The data:

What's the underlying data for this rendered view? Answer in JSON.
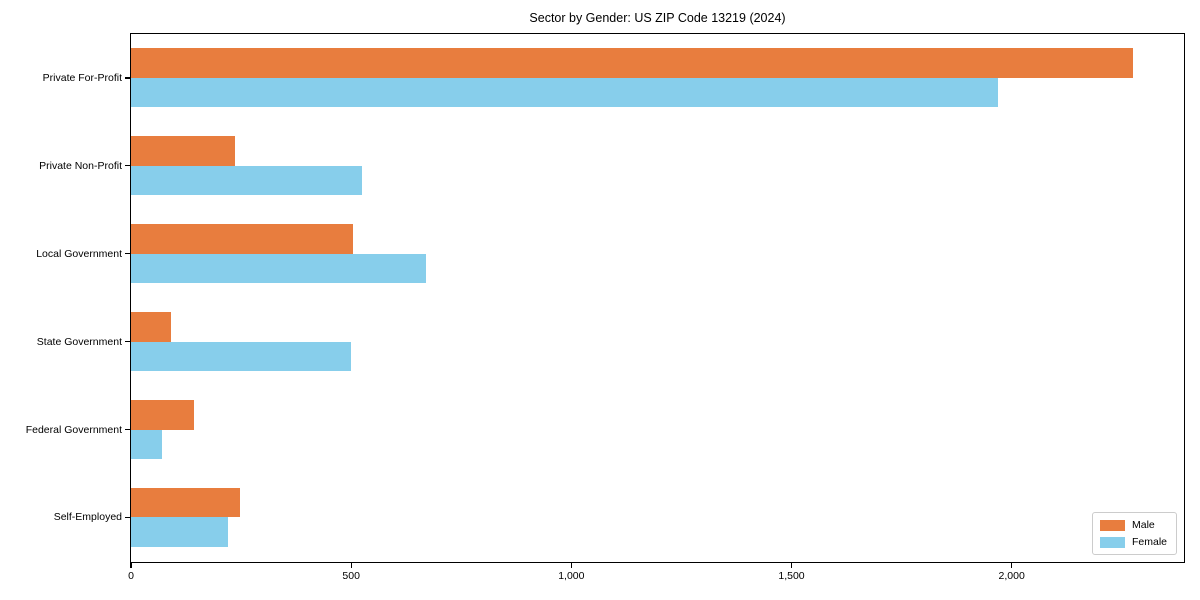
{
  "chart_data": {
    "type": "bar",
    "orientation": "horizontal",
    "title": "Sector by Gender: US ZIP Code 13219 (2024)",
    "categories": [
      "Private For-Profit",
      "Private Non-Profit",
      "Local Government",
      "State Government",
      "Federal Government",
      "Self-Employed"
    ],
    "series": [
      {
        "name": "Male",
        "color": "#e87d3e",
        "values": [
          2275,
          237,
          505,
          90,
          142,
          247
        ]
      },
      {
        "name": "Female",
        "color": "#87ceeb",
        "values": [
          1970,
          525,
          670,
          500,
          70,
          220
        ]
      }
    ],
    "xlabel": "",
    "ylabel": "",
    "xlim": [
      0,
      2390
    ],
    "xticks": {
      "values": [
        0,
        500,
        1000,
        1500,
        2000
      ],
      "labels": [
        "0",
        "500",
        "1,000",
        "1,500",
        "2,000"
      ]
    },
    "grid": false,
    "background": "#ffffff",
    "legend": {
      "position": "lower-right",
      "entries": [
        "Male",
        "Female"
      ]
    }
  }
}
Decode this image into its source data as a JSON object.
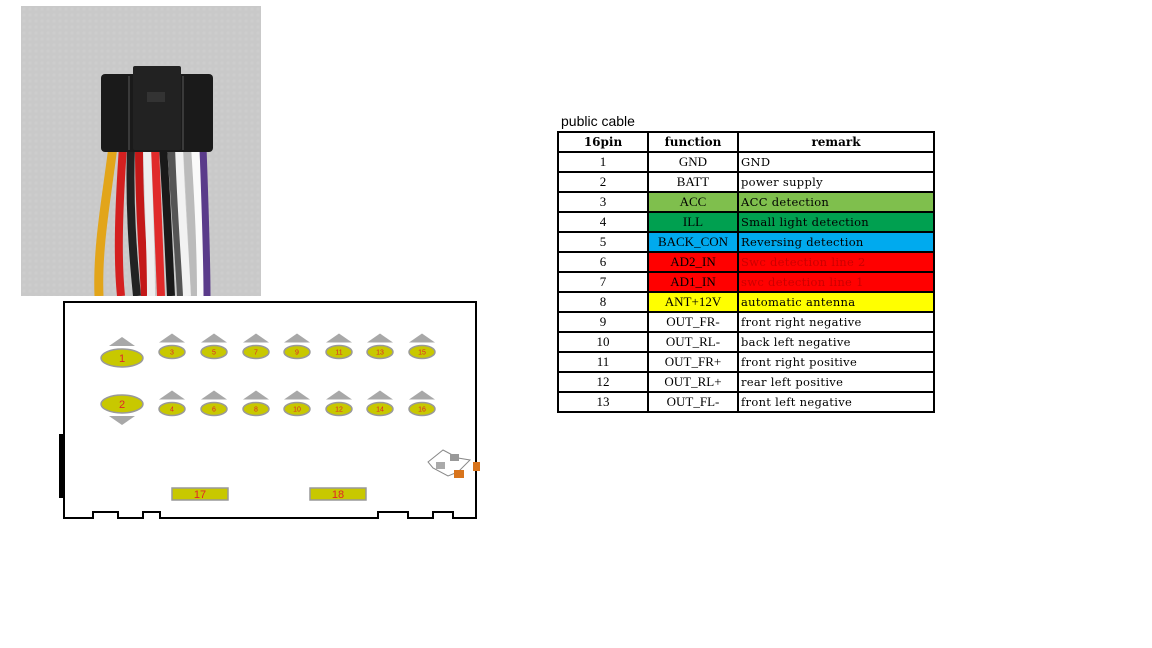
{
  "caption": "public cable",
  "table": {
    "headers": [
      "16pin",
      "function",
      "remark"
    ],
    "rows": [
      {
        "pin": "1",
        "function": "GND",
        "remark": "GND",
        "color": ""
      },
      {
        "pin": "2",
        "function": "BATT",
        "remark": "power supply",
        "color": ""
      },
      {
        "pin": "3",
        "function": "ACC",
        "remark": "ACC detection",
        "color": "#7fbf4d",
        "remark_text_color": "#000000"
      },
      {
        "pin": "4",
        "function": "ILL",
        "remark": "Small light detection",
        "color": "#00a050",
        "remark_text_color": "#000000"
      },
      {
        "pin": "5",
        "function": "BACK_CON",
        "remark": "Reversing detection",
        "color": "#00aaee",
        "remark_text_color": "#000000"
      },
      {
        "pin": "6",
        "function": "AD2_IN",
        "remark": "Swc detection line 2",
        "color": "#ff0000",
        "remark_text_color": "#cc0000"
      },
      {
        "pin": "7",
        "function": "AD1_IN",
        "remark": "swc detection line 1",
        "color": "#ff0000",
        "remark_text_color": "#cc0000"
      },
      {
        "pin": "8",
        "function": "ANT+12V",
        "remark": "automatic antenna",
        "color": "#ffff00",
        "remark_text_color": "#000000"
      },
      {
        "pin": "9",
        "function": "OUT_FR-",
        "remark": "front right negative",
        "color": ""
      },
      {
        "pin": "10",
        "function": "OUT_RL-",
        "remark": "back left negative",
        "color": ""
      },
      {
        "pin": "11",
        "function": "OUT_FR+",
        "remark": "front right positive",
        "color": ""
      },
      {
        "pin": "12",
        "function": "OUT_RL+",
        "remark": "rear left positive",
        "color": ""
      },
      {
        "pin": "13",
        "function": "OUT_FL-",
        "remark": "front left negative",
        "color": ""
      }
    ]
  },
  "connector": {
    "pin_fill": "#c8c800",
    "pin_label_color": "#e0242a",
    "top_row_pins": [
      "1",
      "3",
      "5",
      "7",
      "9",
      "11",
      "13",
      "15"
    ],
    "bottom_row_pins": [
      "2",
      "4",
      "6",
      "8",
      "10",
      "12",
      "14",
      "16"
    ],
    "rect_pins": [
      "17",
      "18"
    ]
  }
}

Do this: Please transcribe the material above exactly as written. Leave the pictures out.

Expected answer:
What's the underlying data for this rendered view? Answer in JSON.
{
  "chart_data": {
    "type": "bar",
    "orientation": "horizontal",
    "title": "Sector by Gender: US ZIP Code 13219 (2024)",
    "categories": [
      "Private For-Profit",
      "Private Non-Profit",
      "Local Government",
      "State Government",
      "Federal Government",
      "Self-Employed"
    ],
    "series": [
      {
        "name": "Male",
        "color": "#e87d3e",
        "values": [
          2275,
          237,
          505,
          90,
          142,
          247
        ]
      },
      {
        "name": "Female",
        "color": "#87ceeb",
        "values": [
          1970,
          525,
          670,
          500,
          70,
          220
        ]
      }
    ],
    "xlabel": "",
    "ylabel": "",
    "xlim": [
      0,
      2390
    ],
    "xticks": {
      "values": [
        0,
        500,
        1000,
        1500,
        2000
      ],
      "labels": [
        "0",
        "500",
        "1,000",
        "1,500",
        "2,000"
      ]
    },
    "grid": false,
    "background": "#ffffff",
    "legend": {
      "position": "lower-right",
      "entries": [
        "Male",
        "Female"
      ]
    }
  }
}
Decode this image into its source data as a JSON object.
{
  "caption": "public cable",
  "table": {
    "headers": [
      "16pin",
      "function",
      "remark"
    ],
    "rows": [
      {
        "pin": "1",
        "function": "GND",
        "remark": "GND",
        "color": ""
      },
      {
        "pin": "2",
        "function": "BATT",
        "remark": "power supply",
        "color": ""
      },
      {
        "pin": "3",
        "function": "ACC",
        "remark": "ACC detection",
        "color": "#7fbf4d",
        "remark_text_color": "#000000"
      },
      {
        "pin": "4",
        "function": "ILL",
        "remark": "Small light detection",
        "color": "#00a050",
        "remark_text_color": "#000000"
      },
      {
        "pin": "5",
        "function": "BACK_CON",
        "remark": "Reversing detection",
        "color": "#00aaee",
        "remark_text_color": "#000000"
      },
      {
        "pin": "6",
        "function": "AD2_IN",
        "remark": "Swc detection line 2",
        "color": "#ff0000",
        "remark_text_color": "#cc0000"
      },
      {
        "pin": "7",
        "function": "AD1_IN",
        "remark": "swc detection line 1",
        "color": "#ff0000",
        "remark_text_color": "#cc0000"
      },
      {
        "pin": "8",
        "function": "ANT+12V",
        "remark": "automatic antenna",
        "color": "#ffff00",
        "remark_text_color": "#000000"
      },
      {
        "pin": "9",
        "function": "OUT_FR-",
        "remark": "front right negative",
        "color": ""
      },
      {
        "pin": "10",
        "function": "OUT_RL-",
        "remark": "back left negative",
        "color": ""
      },
      {
        "pin": "11",
        "function": "OUT_FR+",
        "remark": "front right positive",
        "color": ""
      },
      {
        "pin": "12",
        "function": "OUT_RL+",
        "remark": "rear left positive",
        "color": ""
      },
      {
        "pin": "13",
        "function": "OUT_FL-",
        "remark": "front left negative",
        "color": ""
      }
    ]
  },
  "connector": {
    "pin_fill": "#c8c800",
    "pin_label_color": "#e0242a",
    "top_row_pins": [
      "1",
      "3",
      "5",
      "7",
      "9",
      "11",
      "13",
      "15"
    ],
    "bottom_row_pins": [
      "2",
      "4",
      "6",
      "8",
      "10",
      "12",
      "14",
      "16"
    ],
    "rect_pins": [
      "17",
      "18"
    ]
  }
}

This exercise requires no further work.